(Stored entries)
--

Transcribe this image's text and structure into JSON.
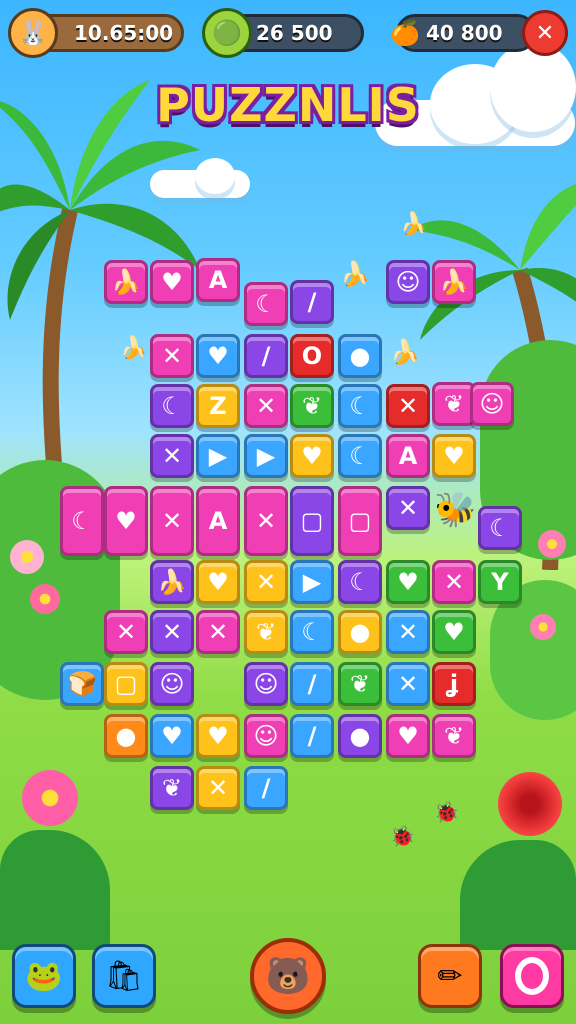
{
  "hud": {
    "time_value": "10.65:00",
    "coins_value": "26 500",
    "gems_value": "40 800",
    "time_icon": "bunny-icon",
    "coins_icon": "coin-icon",
    "gems_icon": "fruit-icon",
    "close_icon": "close-icon"
  },
  "title": "PUZZNLIS",
  "bottom_bar": {
    "left_1_icon": "frog-icon",
    "left_2_icon": "bag-icon",
    "center_icon": "bear-face-icon",
    "right_1_icon": "pencil-icon",
    "right_2_icon": "ring-icon"
  },
  "colors": {
    "pink": "#f03fb5",
    "purple": "#8a46e6",
    "blue": "#3aa6ff",
    "yellow": "#ffc21a",
    "green": "#3bbf3b",
    "red": "#e62b2b",
    "orange": "#ff8a1a",
    "hud_close": "#ee3b32",
    "title_fill": "#ffd93b"
  },
  "board": {
    "tiles": [
      {
        "color": "pink",
        "glyph": "🍌"
      },
      {
        "color": "pink",
        "glyph": "♥"
      },
      {
        "color": "pink",
        "glyph": "A"
      },
      {
        "color": "pink",
        "glyph": "☾"
      },
      {
        "color": "purple",
        "glyph": "/"
      },
      {
        "color": "purple",
        "glyph": "☺"
      },
      {
        "color": "pink",
        "glyph": "🍌"
      },
      {
        "color": "pink",
        "glyph": "✕"
      },
      {
        "color": "blue",
        "glyph": "♥"
      },
      {
        "color": "purple",
        "glyph": "/"
      },
      {
        "color": "red",
        "glyph": "O"
      },
      {
        "color": "blue",
        "glyph": "●"
      },
      {
        "color": "purple",
        "glyph": "☾"
      },
      {
        "color": "yellow",
        "glyph": "Z"
      },
      {
        "color": "pink",
        "glyph": "✕"
      },
      {
        "color": "green",
        "glyph": "❦"
      },
      {
        "color": "blue",
        "glyph": "☾"
      },
      {
        "color": "red",
        "glyph": "✕"
      },
      {
        "color": "pink",
        "glyph": "❦"
      },
      {
        "color": "pink",
        "glyph": "☺"
      },
      {
        "color": "purple",
        "glyph": "✕"
      },
      {
        "color": "blue",
        "glyph": "▶"
      },
      {
        "color": "blue",
        "glyph": "▶"
      },
      {
        "color": "yellow",
        "glyph": "♥"
      },
      {
        "color": "blue",
        "glyph": "☾"
      },
      {
        "color": "pink",
        "glyph": "A"
      },
      {
        "color": "yellow",
        "glyph": "♥"
      },
      {
        "color": "pink",
        "glyph": "☾"
      },
      {
        "color": "pink",
        "glyph": "♥"
      },
      {
        "color": "pink",
        "glyph": "✕"
      },
      {
        "color": "pink",
        "glyph": "A"
      },
      {
        "color": "pink",
        "glyph": "✕"
      },
      {
        "color": "purple",
        "glyph": "▢"
      },
      {
        "color": "pink",
        "glyph": "▢"
      },
      {
        "color": "purple",
        "glyph": "✕"
      },
      {
        "color": "purple",
        "glyph": "☾"
      },
      {
        "color": "purple",
        "glyph": "🍌"
      },
      {
        "color": "yellow",
        "glyph": "♥"
      },
      {
        "color": "yellow",
        "glyph": "✕"
      },
      {
        "color": "blue",
        "glyph": "▶"
      },
      {
        "color": "purple",
        "glyph": "☾"
      },
      {
        "color": "green",
        "glyph": "♥"
      },
      {
        "color": "pink",
        "glyph": "✕"
      },
      {
        "color": "green",
        "glyph": "Y"
      },
      {
        "color": "pink",
        "glyph": "✕"
      },
      {
        "color": "purple",
        "glyph": "✕"
      },
      {
        "color": "pink",
        "glyph": "✕"
      },
      {
        "color": "yellow",
        "glyph": "❦"
      },
      {
        "color": "blue",
        "glyph": "☾"
      },
      {
        "color": "yellow",
        "glyph": "●"
      },
      {
        "color": "blue",
        "glyph": "✕"
      },
      {
        "color": "green",
        "glyph": "♥"
      },
      {
        "color": "blue",
        "glyph": "🍞"
      },
      {
        "color": "yellow",
        "glyph": "▢"
      },
      {
        "color": "purple",
        "glyph": "☺"
      },
      {
        "color": "purple",
        "glyph": "☺"
      },
      {
        "color": "blue",
        "glyph": "/"
      },
      {
        "color": "green",
        "glyph": "❦"
      },
      {
        "color": "blue",
        "glyph": "✕"
      },
      {
        "color": "red",
        "glyph": "ʝ"
      },
      {
        "color": "orange",
        "glyph": "●"
      },
      {
        "color": "blue",
        "glyph": "♥"
      },
      {
        "color": "yellow",
        "glyph": "♥"
      },
      {
        "color": "pink",
        "glyph": "☺"
      },
      {
        "color": "blue",
        "glyph": "/"
      },
      {
        "color": "purple",
        "glyph": "●"
      },
      {
        "color": "pink",
        "glyph": "♥"
      },
      {
        "color": "pink",
        "glyph": "❦"
      },
      {
        "color": "purple",
        "glyph": "❦"
      },
      {
        "color": "yellow",
        "glyph": "✕"
      },
      {
        "color": "blue",
        "glyph": "/"
      }
    ]
  }
}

--

_Exercise brief_
Excluding the pictures, restate the records above word for word.

_Solution to this problem_
Transcribe this image's text and structure into JSON.
{
  "hud": {
    "time_value": "10.65:00",
    "coins_value": "26 500",
    "gems_value": "40 800",
    "time_icon": "bunny-icon",
    "coins_icon": "coin-icon",
    "gems_icon": "fruit-icon",
    "close_icon": "close-icon"
  },
  "title": "PUZZNLIS",
  "bottom_bar": {
    "left_1_icon": "frog-icon",
    "left_2_icon": "bag-icon",
    "center_icon": "bear-face-icon",
    "right_1_icon": "pencil-icon",
    "right_2_icon": "ring-icon"
  },
  "colors": {
    "pink": "#f03fb5",
    "purple": "#8a46e6",
    "blue": "#3aa6ff",
    "yellow": "#ffc21a",
    "green": "#3bbf3b",
    "red": "#e62b2b",
    "orange": "#ff8a1a",
    "hud_close": "#ee3b32",
    "title_fill": "#ffd93b"
  },
  "board": {
    "tiles": [
      {
        "color": "pink",
        "glyph": "🍌"
      },
      {
        "color": "pink",
        "glyph": "♥"
      },
      {
        "color": "pink",
        "glyph": "A"
      },
      {
        "color": "pink",
        "glyph": "☾"
      },
      {
        "color": "purple",
        "glyph": "/"
      },
      {
        "color": "purple",
        "glyph": "☺"
      },
      {
        "color": "pink",
        "glyph": "🍌"
      },
      {
        "color": "pink",
        "glyph": "✕"
      },
      {
        "color": "blue",
        "glyph": "♥"
      },
      {
        "color": "purple",
        "glyph": "/"
      },
      {
        "color": "red",
        "glyph": "O"
      },
      {
        "color": "blue",
        "glyph": "●"
      },
      {
        "color": "purple",
        "glyph": "☾"
      },
      {
        "color": "yellow",
        "glyph": "Z"
      },
      {
        "color": "pink",
        "glyph": "✕"
      },
      {
        "color": "green",
        "glyph": "❦"
      },
      {
        "color": "blue",
        "glyph": "☾"
      },
      {
        "color": "red",
        "glyph": "✕"
      },
      {
        "color": "pink",
        "glyph": "❦"
      },
      {
        "color": "pink",
        "glyph": "☺"
      },
      {
        "color": "purple",
        "glyph": "✕"
      },
      {
        "color": "blue",
        "glyph": "▶"
      },
      {
        "color": "blue",
        "glyph": "▶"
      },
      {
        "color": "yellow",
        "glyph": "♥"
      },
      {
        "color": "blue",
        "glyph": "☾"
      },
      {
        "color": "pink",
        "glyph": "A"
      },
      {
        "color": "yellow",
        "glyph": "♥"
      },
      {
        "color": "pink",
        "glyph": "☾"
      },
      {
        "color": "pink",
        "glyph": "♥"
      },
      {
        "color": "pink",
        "glyph": "✕"
      },
      {
        "color": "pink",
        "glyph": "A"
      },
      {
        "color": "pink",
        "glyph": "✕"
      },
      {
        "color": "purple",
        "glyph": "▢"
      },
      {
        "color": "pink",
        "glyph": "▢"
      },
      {
        "color": "purple",
        "glyph": "✕"
      },
      {
        "color": "purple",
        "glyph": "☾"
      },
      {
        "color": "purple",
        "glyph": "🍌"
      },
      {
        "color": "yellow",
        "glyph": "♥"
      },
      {
        "color": "yellow",
        "glyph": "✕"
      },
      {
        "color": "blue",
        "glyph": "▶"
      },
      {
        "color": "purple",
        "glyph": "☾"
      },
      {
        "color": "green",
        "glyph": "♥"
      },
      {
        "color": "pink",
        "glyph": "✕"
      },
      {
        "color": "green",
        "glyph": "Y"
      },
      {
        "color": "pink",
        "glyph": "✕"
      },
      {
        "color": "purple",
        "glyph": "✕"
      },
      {
        "color": "pink",
        "glyph": "✕"
      },
      {
        "color": "yellow",
        "glyph": "❦"
      },
      {
        "color": "blue",
        "glyph": "☾"
      },
      {
        "color": "yellow",
        "glyph": "●"
      },
      {
        "color": "blue",
        "glyph": "✕"
      },
      {
        "color": "green",
        "glyph": "♥"
      },
      {
        "color": "blue",
        "glyph": "🍞"
      },
      {
        "color": "yellow",
        "glyph": "▢"
      },
      {
        "color": "purple",
        "glyph": "☺"
      },
      {
        "color": "purple",
        "glyph": "☺"
      },
      {
        "color": "blue",
        "glyph": "/"
      },
      {
        "color": "green",
        "glyph": "❦"
      },
      {
        "color": "blue",
        "glyph": "✕"
      },
      {
        "color": "red",
        "glyph": "ʝ"
      },
      {
        "color": "orange",
        "glyph": "●"
      },
      {
        "color": "blue",
        "glyph": "♥"
      },
      {
        "color": "yellow",
        "glyph": "♥"
      },
      {
        "color": "pink",
        "glyph": "☺"
      },
      {
        "color": "blue",
        "glyph": "/"
      },
      {
        "color": "purple",
        "glyph": "●"
      },
      {
        "color": "pink",
        "glyph": "♥"
      },
      {
        "color": "pink",
        "glyph": "❦"
      },
      {
        "color": "purple",
        "glyph": "❦"
      },
      {
        "color": "yellow",
        "glyph": "✕"
      },
      {
        "color": "blue",
        "glyph": "/"
      }
    ]
  }
}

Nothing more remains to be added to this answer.